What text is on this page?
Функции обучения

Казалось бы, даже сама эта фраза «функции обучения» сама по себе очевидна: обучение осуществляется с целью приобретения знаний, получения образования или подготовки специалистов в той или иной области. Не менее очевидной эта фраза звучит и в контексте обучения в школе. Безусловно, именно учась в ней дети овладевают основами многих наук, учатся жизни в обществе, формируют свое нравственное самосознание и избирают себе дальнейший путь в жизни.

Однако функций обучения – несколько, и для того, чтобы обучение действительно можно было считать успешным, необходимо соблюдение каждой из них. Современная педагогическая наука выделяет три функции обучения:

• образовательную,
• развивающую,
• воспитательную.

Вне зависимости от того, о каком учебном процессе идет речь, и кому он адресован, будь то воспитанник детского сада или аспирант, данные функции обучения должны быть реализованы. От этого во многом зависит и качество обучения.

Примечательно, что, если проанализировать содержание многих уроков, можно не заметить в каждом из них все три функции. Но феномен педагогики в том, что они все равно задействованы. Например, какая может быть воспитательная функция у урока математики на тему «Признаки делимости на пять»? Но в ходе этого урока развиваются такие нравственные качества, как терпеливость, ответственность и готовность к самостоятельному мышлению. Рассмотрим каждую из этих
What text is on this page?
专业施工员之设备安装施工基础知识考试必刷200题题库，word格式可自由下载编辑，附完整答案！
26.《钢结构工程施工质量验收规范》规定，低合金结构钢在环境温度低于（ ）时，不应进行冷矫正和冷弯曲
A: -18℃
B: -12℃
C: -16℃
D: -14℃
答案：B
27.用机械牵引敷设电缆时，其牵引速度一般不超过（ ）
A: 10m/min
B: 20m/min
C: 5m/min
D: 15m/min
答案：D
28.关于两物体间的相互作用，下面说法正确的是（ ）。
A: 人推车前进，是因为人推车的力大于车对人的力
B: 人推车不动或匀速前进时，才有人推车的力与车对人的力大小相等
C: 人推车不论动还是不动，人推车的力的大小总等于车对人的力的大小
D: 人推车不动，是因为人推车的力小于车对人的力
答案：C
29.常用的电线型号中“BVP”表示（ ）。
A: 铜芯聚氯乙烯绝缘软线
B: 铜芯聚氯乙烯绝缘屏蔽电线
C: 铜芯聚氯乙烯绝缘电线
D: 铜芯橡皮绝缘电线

* * * * *

Objective –
Print every line of the records exactly. Omit nothing.

Exercise response –
What text is on this page?
Функции обучения

Казалось бы, даже сама эта фраза «функции обучения» сама по себе очевидна: обучение осуществляется с целью приобретения знаний, получения образования или подготовки специалистов в той или иной области. Не менее очевидной эта фраза звучит и в контексте обучения в школе. Безусловно, именно учась в ней дети овладевают основами многих наук, учатся жизни в обществе, формируют свое нравственное самосознание и избирают себе дальнейший путь в жизни.

Однако функций обучения – несколько, и для того, чтобы обучение действительно можно было считать успешным, необходимо соблюдение каждой из них. Современная педагогическая наука выделяет три функции обучения:

• образовательную,
• развивающую,
• воспитательную.

Вне зависимости от того, о каком учебном процессе идет речь, и кому он адресован, будь то воспитанник детского сада или аспирант, данные функции обучения должны быть реализованы. От этого во многом зависит и качество обучения.

Примечательно, что, если проанализировать содержание многих уроков, можно не заметить в каждом из них все три функции. Но феномен педагогики в том, что они все равно задействованы. Например, какая может быть воспитательная функция у урока математики на тему «Признаки делимости на пять»? Но в ходе этого урока развиваются такие нравственные качества, как терпеливость, ответственность и готовность к самостоятельному мышлению. Рассмотрим каждую из этих
What text is on this page?
专业施工员之设备安装施工基础知识考试必刷200题题库，word格式可自由下载编辑，附完整答案！
26.《钢结构工程施工质量验收规范》规定，低合金结构钢在环境温度低于（ ）时，不应进行冷矫正和冷弯曲
A: -18℃
B: -12℃
C: -16℃
D: -14℃
答案：B
27.用机械牵引敷设电缆时，其牵引速度一般不超过（ ）
A: 10m/min
B: 20m/min
C: 5m/min
D: 15m/min
答案：D
28.关于两物体间的相互作用，下面说法正确的是（ ）。
A: 人推车前进，是因为人推车的力大于车对人的力
B: 人推车不动或匀速前进时，才有人推车的力与车对人的力大小相等
C: 人推车不论动还是不动，人推车的力的大小总等于车对人的力的大小
D: 人推车不动，是因为人推车的力小于车对人的力
答案：C
29.常用的电线型号中“BVP”表示（ ）。
A: 铜芯聚氯乙烯绝缘软线
B: 铜芯聚氯乙烯绝缘屏蔽电线
C: 铜芯聚氯乙烯绝缘电线
D: 铜芯橡皮绝缘电线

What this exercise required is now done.